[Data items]
───
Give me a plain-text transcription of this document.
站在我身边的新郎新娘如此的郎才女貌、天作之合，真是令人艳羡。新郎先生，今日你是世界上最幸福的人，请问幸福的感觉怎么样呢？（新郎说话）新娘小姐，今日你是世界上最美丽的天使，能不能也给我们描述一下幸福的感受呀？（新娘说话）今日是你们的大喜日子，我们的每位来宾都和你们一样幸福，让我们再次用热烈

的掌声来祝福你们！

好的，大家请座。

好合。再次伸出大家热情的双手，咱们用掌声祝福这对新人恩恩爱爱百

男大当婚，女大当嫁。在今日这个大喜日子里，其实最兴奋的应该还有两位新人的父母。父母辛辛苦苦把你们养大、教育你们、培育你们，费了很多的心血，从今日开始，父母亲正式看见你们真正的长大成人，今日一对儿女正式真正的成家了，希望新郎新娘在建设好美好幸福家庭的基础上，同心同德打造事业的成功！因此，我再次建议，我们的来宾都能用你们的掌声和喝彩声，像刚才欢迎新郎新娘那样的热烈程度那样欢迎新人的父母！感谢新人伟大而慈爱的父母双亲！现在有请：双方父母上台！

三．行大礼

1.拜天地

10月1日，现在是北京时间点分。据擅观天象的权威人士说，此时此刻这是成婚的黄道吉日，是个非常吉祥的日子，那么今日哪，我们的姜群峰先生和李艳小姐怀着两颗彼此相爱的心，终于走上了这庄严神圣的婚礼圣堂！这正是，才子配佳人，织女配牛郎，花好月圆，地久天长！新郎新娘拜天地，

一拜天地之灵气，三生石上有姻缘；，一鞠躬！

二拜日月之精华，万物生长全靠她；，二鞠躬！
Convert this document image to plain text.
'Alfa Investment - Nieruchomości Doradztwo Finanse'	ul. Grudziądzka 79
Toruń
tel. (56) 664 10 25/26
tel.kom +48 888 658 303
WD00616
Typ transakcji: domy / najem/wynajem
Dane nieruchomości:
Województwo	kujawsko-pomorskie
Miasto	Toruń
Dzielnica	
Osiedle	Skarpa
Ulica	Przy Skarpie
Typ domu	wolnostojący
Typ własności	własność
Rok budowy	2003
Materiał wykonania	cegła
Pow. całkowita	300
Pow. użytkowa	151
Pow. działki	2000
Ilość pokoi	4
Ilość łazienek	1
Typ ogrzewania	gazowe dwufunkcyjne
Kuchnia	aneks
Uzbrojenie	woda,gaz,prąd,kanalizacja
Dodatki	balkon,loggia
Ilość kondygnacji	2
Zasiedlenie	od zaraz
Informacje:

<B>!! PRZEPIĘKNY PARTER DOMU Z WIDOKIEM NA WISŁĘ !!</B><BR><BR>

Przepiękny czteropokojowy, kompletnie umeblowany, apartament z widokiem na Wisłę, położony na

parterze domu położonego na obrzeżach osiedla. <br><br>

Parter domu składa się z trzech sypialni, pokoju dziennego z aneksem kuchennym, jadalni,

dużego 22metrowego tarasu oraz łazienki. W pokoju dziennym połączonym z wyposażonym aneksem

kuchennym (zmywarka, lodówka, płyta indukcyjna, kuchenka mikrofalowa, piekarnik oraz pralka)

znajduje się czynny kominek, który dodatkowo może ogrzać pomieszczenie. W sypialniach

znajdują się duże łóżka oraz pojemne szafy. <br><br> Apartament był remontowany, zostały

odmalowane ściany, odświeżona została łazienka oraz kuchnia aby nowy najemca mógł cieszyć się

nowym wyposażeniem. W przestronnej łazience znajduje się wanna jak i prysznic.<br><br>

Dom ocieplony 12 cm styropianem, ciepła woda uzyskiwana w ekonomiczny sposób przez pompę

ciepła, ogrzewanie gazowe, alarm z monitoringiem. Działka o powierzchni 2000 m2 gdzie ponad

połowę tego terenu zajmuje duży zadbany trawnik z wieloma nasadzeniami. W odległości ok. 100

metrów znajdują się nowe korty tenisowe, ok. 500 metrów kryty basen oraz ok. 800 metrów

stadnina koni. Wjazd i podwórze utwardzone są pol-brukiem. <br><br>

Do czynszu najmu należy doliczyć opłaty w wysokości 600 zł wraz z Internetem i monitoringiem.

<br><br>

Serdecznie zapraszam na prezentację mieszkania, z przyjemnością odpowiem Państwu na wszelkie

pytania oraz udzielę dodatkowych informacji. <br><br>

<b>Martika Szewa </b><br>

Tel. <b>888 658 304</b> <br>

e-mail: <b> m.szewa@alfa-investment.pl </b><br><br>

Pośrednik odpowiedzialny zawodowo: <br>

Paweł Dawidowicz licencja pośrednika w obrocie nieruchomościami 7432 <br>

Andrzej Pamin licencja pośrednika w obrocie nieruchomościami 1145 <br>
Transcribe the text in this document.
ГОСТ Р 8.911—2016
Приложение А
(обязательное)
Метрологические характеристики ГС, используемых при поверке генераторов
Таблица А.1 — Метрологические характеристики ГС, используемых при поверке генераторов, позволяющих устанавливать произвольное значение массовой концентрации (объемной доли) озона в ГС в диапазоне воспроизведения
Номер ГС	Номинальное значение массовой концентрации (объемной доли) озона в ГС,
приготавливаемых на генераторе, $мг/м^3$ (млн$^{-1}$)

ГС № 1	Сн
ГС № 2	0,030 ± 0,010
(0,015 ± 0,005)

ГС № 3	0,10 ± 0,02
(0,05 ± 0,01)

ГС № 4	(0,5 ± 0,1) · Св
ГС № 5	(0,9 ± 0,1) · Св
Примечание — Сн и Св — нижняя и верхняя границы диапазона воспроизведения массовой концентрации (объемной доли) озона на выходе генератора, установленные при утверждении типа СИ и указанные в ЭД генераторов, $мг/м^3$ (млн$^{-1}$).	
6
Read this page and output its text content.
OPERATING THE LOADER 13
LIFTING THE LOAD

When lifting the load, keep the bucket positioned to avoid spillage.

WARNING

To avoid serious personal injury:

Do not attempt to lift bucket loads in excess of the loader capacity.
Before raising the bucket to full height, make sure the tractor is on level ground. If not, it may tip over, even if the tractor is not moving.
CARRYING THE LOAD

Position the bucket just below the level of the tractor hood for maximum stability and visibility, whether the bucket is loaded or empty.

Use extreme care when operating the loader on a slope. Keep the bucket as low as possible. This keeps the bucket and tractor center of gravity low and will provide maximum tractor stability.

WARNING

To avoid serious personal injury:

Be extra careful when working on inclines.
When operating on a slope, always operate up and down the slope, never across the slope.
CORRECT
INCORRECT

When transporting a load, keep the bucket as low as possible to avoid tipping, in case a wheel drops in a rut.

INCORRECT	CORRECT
───
## Task:
Every entry needs to be retyped exactly.

## The result:
Give me a plain-text transcription of this document.
站在我身边的新郎新娘如此的郎才女貌、天作之合，真是令人艳羡。新郎先生，今日你是世界上最幸福的人，请问幸福的感觉怎么样呢？（新郎说话）新娘小姐，今日你是世界上最美丽的天使，能不能也给我们描述一下幸福的感受呀？（新娘说话）今日是你们的大喜日子，我们的每位来宾都和你们一样幸福，让我们再次用热烈

的掌声来祝福你们！

好的，大家请座。

好合。再次伸出大家热情的双手，咱们用掌声祝福这对新人恩恩爱爱百

男大当婚，女大当嫁。在今日这个大喜日子里，其实最兴奋的应该还有两位新人的父母。父母辛辛苦苦把你们养大、教育你们、培育你们，费了很多的心血，从今日开始，父母亲正式看见你们真正的长大成人，今日一对儿女正式真正的成家了，希望新郎新娘在建设好美好幸福家庭的基础上，同心同德打造事业的成功！因此，我再次建议，我们的来宾都能用你们的掌声和喝彩声，像刚才欢迎新郎新娘那样的热烈程度那样欢迎新人的父母！感谢新人伟大而慈爱的父母双亲！现在有请：双方父母上台！

三．行大礼

1.拜天地

10月1日，现在是北京时间点分。据擅观天象的权威人士说，此时此刻这是成婚的黄道吉日，是个非常吉祥的日子，那么今日哪，我们的姜群峰先生和李艳小姐怀着两颗彼此相爱的心，终于走上了这庄严神圣的婚礼圣堂！这正是，才子配佳人，织女配牛郎，花好月圆，地久天长！新郎新娘拜天地，

一拜天地之灵气，三生石上有姻缘；，一鞠躬！

二拜日月之精华，万物生长全靠她；，二鞠躬！
Convert this document image to plain text.
'Alfa Investment - Nieruchomości Doradztwo Finanse'	ul. Grudziądzka 79
Toruń
tel. (56) 664 10 25/26
tel.kom +48 888 658 303
WD00616
Typ transakcji: domy / najem/wynajem
Dane nieruchomości:
Województwo	kujawsko-pomorskie
Miasto	Toruń
Dzielnica	
Osiedle	Skarpa
Ulica	Przy Skarpie
Typ domu	wolnostojący
Typ własności	własność
Rok budowy	2003
Materiał wykonania	cegła
Pow. całkowita	300
Pow. użytkowa	151
Pow. działki	2000
Ilość pokoi	4
Ilość łazienek	1
Typ ogrzewania	gazowe dwufunkcyjne
Kuchnia	aneks
Uzbrojenie	woda,gaz,prąd,kanalizacja
Dodatki	balkon,loggia
Ilość kondygnacji	2
Zasiedlenie	od zaraz
Informacje:

<B>!! PRZEPIĘKNY PARTER DOMU Z WIDOKIEM NA WISŁĘ !!</B><BR><BR>

Przepiękny czteropokojowy, kompletnie umeblowany, apartament z widokiem na Wisłę, położony na

parterze domu położonego na obrzeżach osiedla. <br><br>

Parter domu składa się z trzech sypialni, pokoju dziennego z aneksem kuchennym, jadalni,

dużego 22metrowego tarasu oraz łazienki. W pokoju dziennym połączonym z wyposażonym aneksem

kuchennym (zmywarka, lodówka, płyta indukcyjna, kuchenka mikrofalowa, piekarnik oraz pralka)

znajduje się czynny kominek, który dodatkowo może ogrzać pomieszczenie. W sypialniach

znajdują się duże łóżka oraz pojemne szafy. <br><br> Apartament był remontowany, zostały

odmalowane ściany, odświeżona została łazienka oraz kuchnia aby nowy najemca mógł cieszyć się

nowym wyposażeniem. W przestronnej łazience znajduje się wanna jak i prysznic.<br><br>

Dom ocieplony 12 cm styropianem, ciepła woda uzyskiwana w ekonomiczny sposób przez pompę

ciepła, ogrzewanie gazowe, alarm z monitoringiem. Działka o powierzchni 2000 m2 gdzie ponad

połowę tego terenu zajmuje duży zadbany trawnik z wieloma nasadzeniami. W odległości ok. 100

metrów znajdują się nowe korty tenisowe, ok. 500 metrów kryty basen oraz ok. 800 metrów

stadnina koni. Wjazd i podwórze utwardzone są pol-brukiem. <br><br>

Do czynszu najmu należy doliczyć opłaty w wysokości 600 zł wraz z Internetem i monitoringiem.

<br><br>

Serdecznie zapraszam na prezentację mieszkania, z przyjemnością odpowiem Państwu na wszelkie

pytania oraz udzielę dodatkowych informacji. <br><br>

<b>Martika Szewa </b><br>

Tel. <b>888 658 304</b> <br>

e-mail: <b> m.szewa@alfa-investment.pl </b><br><br>

Pośrednik odpowiedzialny zawodowo: <br>

Paweł Dawidowicz licencja pośrednika w obrocie nieruchomościami 7432 <br>

Andrzej Pamin licencja pośrednika w obrocie nieruchomościami 1145 <br>
Transcribe the text in this document.
ГОСТ Р 8.911—2016
Приложение А
(обязательное)
Метрологические характеристики ГС, используемых при поверке генераторов
Таблица А.1 — Метрологические характеристики ГС, используемых при поверке генераторов, позволяющих устанавливать произвольное значение массовой концентрации (объемной доли) озона в ГС в диапазоне воспроизведения
Номер ГС	Номинальное значение массовой концентрации (объемной доли) озона в ГС,
приготавливаемых на генераторе, $мг/м^3$ (млн$^{-1}$)

ГС № 1	Сн
ГС № 2	0,030 ± 0,010
(0,015 ± 0,005)

ГС № 3	0,10 ± 0,02
(0,05 ± 0,01)

ГС № 4	(0,5 ± 0,1) · Св
ГС № 5	(0,9 ± 0,1) · Св
Примечание — Сн и Св — нижняя и верхняя границы диапазона воспроизведения массовой концентрации (объемной доли) озона на выходе генератора, установленные при утверждении типа СИ и указанные в ЭД генераторов, $мг/м^3$ (млн$^{-1}$).	
6
Read this page and output its text content.
OPERATING THE LOADER 13
LIFTING THE LOAD

When lifting the load, keep the bucket positioned to avoid spillage.

WARNING

To avoid serious personal injury:

Do not attempt to lift bucket loads in excess of the loader capacity.
Before raising the bucket to full height, make sure the tractor is on level ground. If not, it may tip over, even if the tractor is not moving.
CARRYING THE LOAD

Position the bucket just below the level of the tractor hood for maximum stability and visibility, whether the bucket is loaded or empty.

Use extreme care when operating the loader on a slope. Keep the bucket as low as possible. This keeps the bucket and tractor center of gravity low and will provide maximum tractor stability.

WARNING

To avoid serious personal injury:

Be extra careful when working on inclines.
When operating on a slope, always operate up and down the slope, never across the slope.
CORRECT
INCORRECT

When transporting a load, keep the bucket as low as possible to avoid tipping, in case a wheel drops in a rut.

INCORRECT	CORRECT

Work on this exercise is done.